**The problem**
Return every record exactly as written.

─── Data supplied ───

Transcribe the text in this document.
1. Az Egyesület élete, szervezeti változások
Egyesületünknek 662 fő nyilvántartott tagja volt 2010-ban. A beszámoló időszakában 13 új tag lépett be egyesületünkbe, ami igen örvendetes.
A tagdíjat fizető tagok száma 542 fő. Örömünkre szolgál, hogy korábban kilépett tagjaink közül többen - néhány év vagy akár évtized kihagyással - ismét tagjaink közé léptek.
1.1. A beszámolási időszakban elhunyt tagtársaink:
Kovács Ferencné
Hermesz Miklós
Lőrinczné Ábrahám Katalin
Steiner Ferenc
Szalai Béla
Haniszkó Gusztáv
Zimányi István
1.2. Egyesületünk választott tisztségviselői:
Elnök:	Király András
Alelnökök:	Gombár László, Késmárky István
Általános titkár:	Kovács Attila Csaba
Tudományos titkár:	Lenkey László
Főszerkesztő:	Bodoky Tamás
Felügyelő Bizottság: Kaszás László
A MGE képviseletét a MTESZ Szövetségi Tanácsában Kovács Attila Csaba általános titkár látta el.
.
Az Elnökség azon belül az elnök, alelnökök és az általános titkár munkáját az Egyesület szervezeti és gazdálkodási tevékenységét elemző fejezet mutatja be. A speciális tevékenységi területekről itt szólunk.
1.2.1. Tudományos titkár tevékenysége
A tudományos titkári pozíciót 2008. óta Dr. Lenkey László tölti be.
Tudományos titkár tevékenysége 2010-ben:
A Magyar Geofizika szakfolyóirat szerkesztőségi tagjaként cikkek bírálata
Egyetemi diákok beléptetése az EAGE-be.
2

───

**Complete response**
Transcribe the text in this document.
1. Az Egyesület élete, szervezeti változások
Egyesületünknek 662 fő nyilvántartott tagja volt 2010-ban. A beszámoló időszakában 13 új tag lépett be egyesületünkbe, ami igen örvendetes.
A tagdíjat fizető tagok száma 542 fő. Örömünkre szolgál, hogy korábban kilépett tagjaink közül többen - néhány év vagy akár évtized kihagyással - ismét tagjaink közé léptek.
1.1. A beszámolási időszakban elhunyt tagtársaink:
Kovács Ferencné
Hermesz Miklós
Lőrinczné Ábrahám Katalin
Steiner Ferenc
Szalai Béla
Haniszkó Gusztáv
Zimányi István
1.2. Egyesületünk választott tisztségviselői:
Elnök:	Király András
Alelnökök:	Gombár László, Késmárky István
Általános titkár:	Kovács Attila Csaba
Tudományos titkár:	Lenkey László
Főszerkesztő:	Bodoky Tamás
Felügyelő Bizottság: Kaszás László
A MGE képviseletét a MTESZ Szövetségi Tanácsában Kovács Attila Csaba általános titkár látta el.
.
Az Elnökség azon belül az elnök, alelnökök és az általános titkár munkáját az Egyesület szervezeti és gazdálkodási tevékenységét elemző fejezet mutatja be. A speciális tevékenységi területekről itt szólunk.
1.2.1. Tudományos titkár tevékenysége
A tudományos titkári pozíciót 2008. óta Dr. Lenkey László tölti be.
Tudományos titkár tevékenysége 2010-ben:
A Magyar Geofizika szakfolyóirat szerkesztőségi tagjaként cikkek bírálata
Egyetemi diákok beléptetése az EAGE-be.
2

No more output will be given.